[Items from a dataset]

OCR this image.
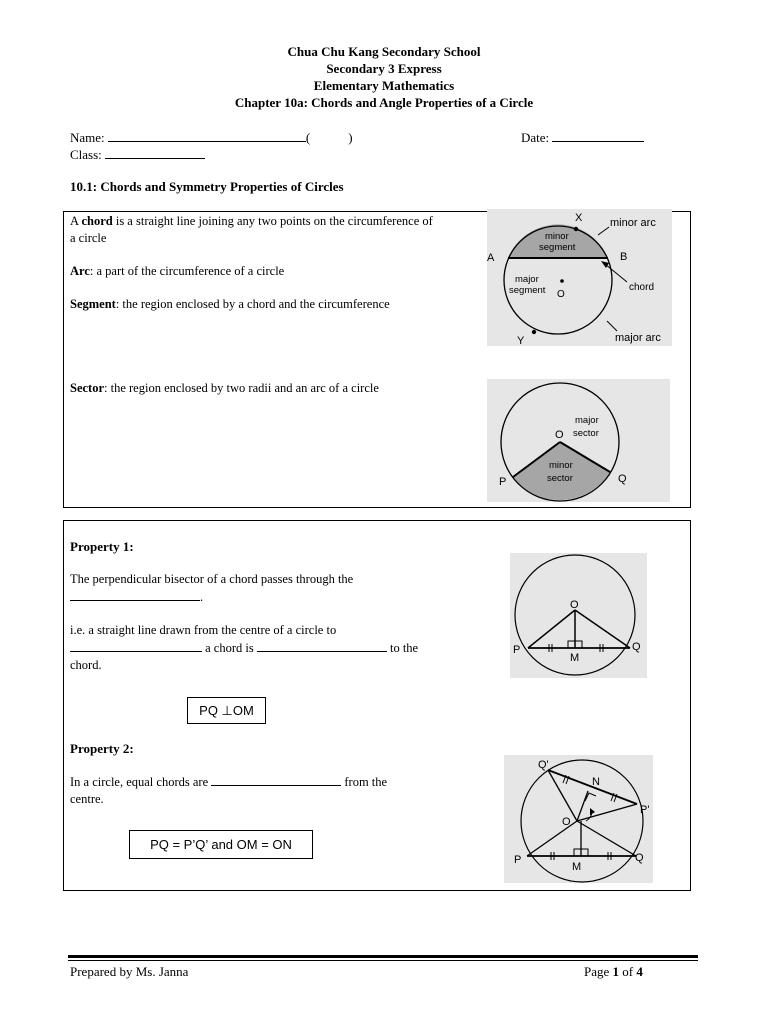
Chua Chu Kang Secondary School
Secondary 3 Express
Elementary Mathematics
Chapter 10a: Chords and Angle Properties of a Circle
Name:	(	)	Date:
Class:
10.1: Chords and Symmetry Properties of Circles
A chord is a straight line joining any two points on the circumference of a circle
Arc: a part of the circumference of a circle
Segment: the region enclosed by a chord and the circumference
Sector: the region enclosed by two radii and an arc of a circle
X
A	B
Y
O
minor arc
major arc
chord
minor
segment
major
segment
O
P	Q
major
sector
minor
sector
Property 1:
The perpendicular bisector of a chord passes through the
.
i.e. a straight line drawn from the centre of a circle to
a chord is	to the
chord.
PQ ⊥OM
O
P	Q
M
Property 2:
In a circle, equal chords are	from the
centre.
PQ = P’Q’ and OM = ON
Q'
N
P'
O
P	Q
M
Prepared by Ms. Janna	Page 1 of 4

• **INSTRUCTIONS TO FOLLOW**
Each entry gets copied exactly; the pictures stay out.

• **RESPONSE BELOW**
OCR this image.
Chua Chu Kang Secondary School
Secondary 3 Express
Elementary Mathematics
Chapter 10a: Chords and Angle Properties of a Circle
Name:	(	)	Date:
Class:
10.1: Chords and Symmetry Properties of Circles
A chord is a straight line joining any two points on the circumference of a circle
Arc: a part of the circumference of a circle
Segment: the region enclosed by a chord and the circumference
Sector: the region enclosed by two radii and an arc of a circle
X
A	B
Y
O
minor arc
major arc
chord
minor
segment
major
segment
O
P	Q
major
sector
minor
sector
Property 1:
The perpendicular bisector of a chord passes through the
.
i.e. a straight line drawn from the centre of a circle to
a chord is	to the
chord.
PQ ⊥OM
O
P	Q
M
Property 2:
In a circle, equal chords are	from the
centre.
PQ = P’Q’ and OM = ON
Q'
N
P'
O
P	Q
M
Prepared by Ms. Janna	Page 1 of 4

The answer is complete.